The entries below need to be written out exactly, with no pictures included.

• _Stored entries_:

******

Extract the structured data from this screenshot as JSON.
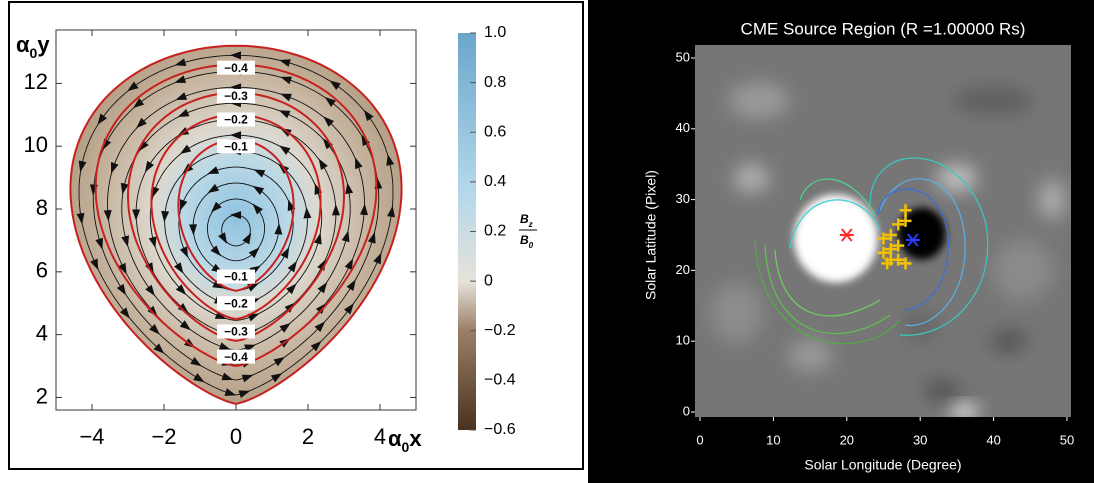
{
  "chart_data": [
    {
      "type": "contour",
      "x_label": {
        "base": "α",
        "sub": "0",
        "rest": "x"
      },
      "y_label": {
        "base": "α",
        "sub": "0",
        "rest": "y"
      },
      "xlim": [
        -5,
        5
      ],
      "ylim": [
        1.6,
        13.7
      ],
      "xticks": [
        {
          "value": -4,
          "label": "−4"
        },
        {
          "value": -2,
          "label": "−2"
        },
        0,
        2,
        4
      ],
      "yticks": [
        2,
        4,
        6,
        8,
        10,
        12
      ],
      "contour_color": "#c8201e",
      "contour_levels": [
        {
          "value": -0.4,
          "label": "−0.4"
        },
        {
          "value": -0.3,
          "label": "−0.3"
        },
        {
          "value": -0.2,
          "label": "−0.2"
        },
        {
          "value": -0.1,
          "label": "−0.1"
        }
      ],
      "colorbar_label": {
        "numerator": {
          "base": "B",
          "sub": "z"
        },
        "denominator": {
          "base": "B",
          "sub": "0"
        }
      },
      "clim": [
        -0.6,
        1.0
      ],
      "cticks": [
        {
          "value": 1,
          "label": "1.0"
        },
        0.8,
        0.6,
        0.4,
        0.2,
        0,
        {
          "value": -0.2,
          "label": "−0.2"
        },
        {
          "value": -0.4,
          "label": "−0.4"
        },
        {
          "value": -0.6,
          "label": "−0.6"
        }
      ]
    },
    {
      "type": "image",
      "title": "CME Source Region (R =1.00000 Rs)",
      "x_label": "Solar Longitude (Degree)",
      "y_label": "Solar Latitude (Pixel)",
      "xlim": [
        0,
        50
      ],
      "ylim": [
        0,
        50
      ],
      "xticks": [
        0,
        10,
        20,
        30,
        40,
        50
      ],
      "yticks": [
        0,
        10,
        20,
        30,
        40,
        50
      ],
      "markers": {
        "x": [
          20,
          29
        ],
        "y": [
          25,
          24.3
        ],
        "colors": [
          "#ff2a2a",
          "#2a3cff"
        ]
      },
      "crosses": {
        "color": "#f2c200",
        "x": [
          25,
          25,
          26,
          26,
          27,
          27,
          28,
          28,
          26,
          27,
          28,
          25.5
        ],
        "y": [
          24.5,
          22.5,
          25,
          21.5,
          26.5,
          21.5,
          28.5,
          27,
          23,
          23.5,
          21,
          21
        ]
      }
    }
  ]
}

******

• _Answer for the task_:
Extract the structured data from this screenshot as JSON.
{
  "chart_data": [
    {
      "type": "contour",
      "x_label": {
        "base": "α",
        "sub": "0",
        "rest": "x"
      },
      "y_label": {
        "base": "α",
        "sub": "0",
        "rest": "y"
      },
      "xlim": [
        -5,
        5
      ],
      "ylim": [
        1.6,
        13.7
      ],
      "xticks": [
        {
          "value": -4,
          "label": "−4"
        },
        {
          "value": -2,
          "label": "−2"
        },
        0,
        2,
        4
      ],
      "yticks": [
        2,
        4,
        6,
        8,
        10,
        12
      ],
      "contour_color": "#c8201e",
      "contour_levels": [
        {
          "value": -0.4,
          "label": "−0.4"
        },
        {
          "value": -0.3,
          "label": "−0.3"
        },
        {
          "value": -0.2,
          "label": "−0.2"
        },
        {
          "value": -0.1,
          "label": "−0.1"
        }
      ],
      "colorbar_label": {
        "numerator": {
          "base": "B",
          "sub": "z"
        },
        "denominator": {
          "base": "B",
          "sub": "0"
        }
      },
      "clim": [
        -0.6,
        1.0
      ],
      "cticks": [
        {
          "value": 1,
          "label": "1.0"
        },
        0.8,
        0.6,
        0.4,
        0.2,
        0,
        {
          "value": -0.2,
          "label": "−0.2"
        },
        {
          "value": -0.4,
          "label": "−0.4"
        },
        {
          "value": -0.6,
          "label": "−0.6"
        }
      ]
    },
    {
      "type": "image",
      "title": "CME Source Region (R =1.00000 Rs)",
      "x_label": "Solar Longitude (Degree)",
      "y_label": "Solar Latitude (Pixel)",
      "xlim": [
        0,
        50
      ],
      "ylim": [
        0,
        50
      ],
      "xticks": [
        0,
        10,
        20,
        30,
        40,
        50
      ],
      "yticks": [
        0,
        10,
        20,
        30,
        40,
        50
      ],
      "markers": {
        "x": [
          20,
          29
        ],
        "y": [
          25,
          24.3
        ],
        "colors": [
          "#ff2a2a",
          "#2a3cff"
        ]
      },
      "crosses": {
        "color": "#f2c200",
        "x": [
          25,
          25,
          26,
          26,
          27,
          27,
          28,
          28,
          26,
          27,
          28,
          25.5
        ],
        "y": [
          24.5,
          22.5,
          25,
          21.5,
          26.5,
          21.5,
          28.5,
          27,
          23,
          23.5,
          21,
          21
        ]
      }
    }
  ]
}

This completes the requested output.